# [Stated task]
Go through the material and write it all out exactly, minus the pictures.

(Data entries)
^^^^^^^^
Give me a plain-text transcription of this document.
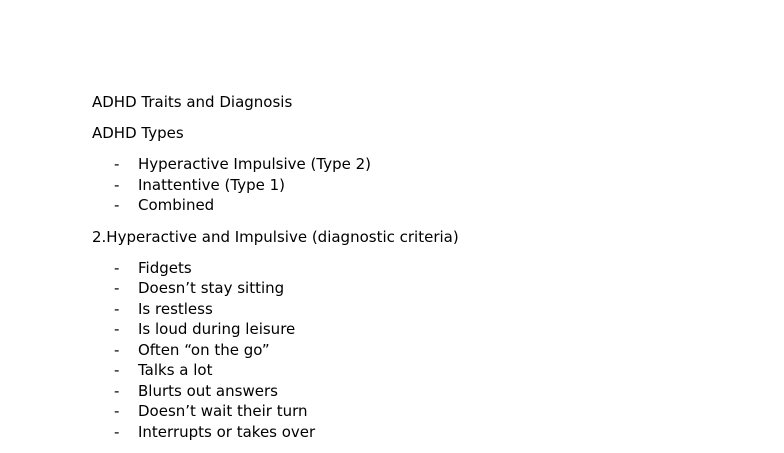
ADHD Traits and Diagnosis

ADHD Types

- Hyperactive Impulsive (Type 2)
- Inattentive (Type 1)
- Combined

2.Hyperactive and Impulsive (diagnostic criteria)

- Fidgets
- Doesn’t stay sitting
- Is restless
- Is loud during leisure
- Often “on the go”
- Talks a lot
- Blurts out answers
- Doesn’t wait their turn
- Interrupts or takes over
^^^^^^^^
# [Written solution]
Give me a plain-text transcription of this document.
ADHD Traits and Diagnosis

ADHD Types

- Hyperactive Impulsive (Type 2)
- Inattentive (Type 1)
- Combined

2.Hyperactive and Impulsive (diagnostic criteria)

- Fidgets
- Doesn’t stay sitting
- Is restless
- Is loud during leisure
- Often “on the go”
- Talks a lot
- Blurts out answers
- Doesn’t wait their turn
- Interrupts or takes over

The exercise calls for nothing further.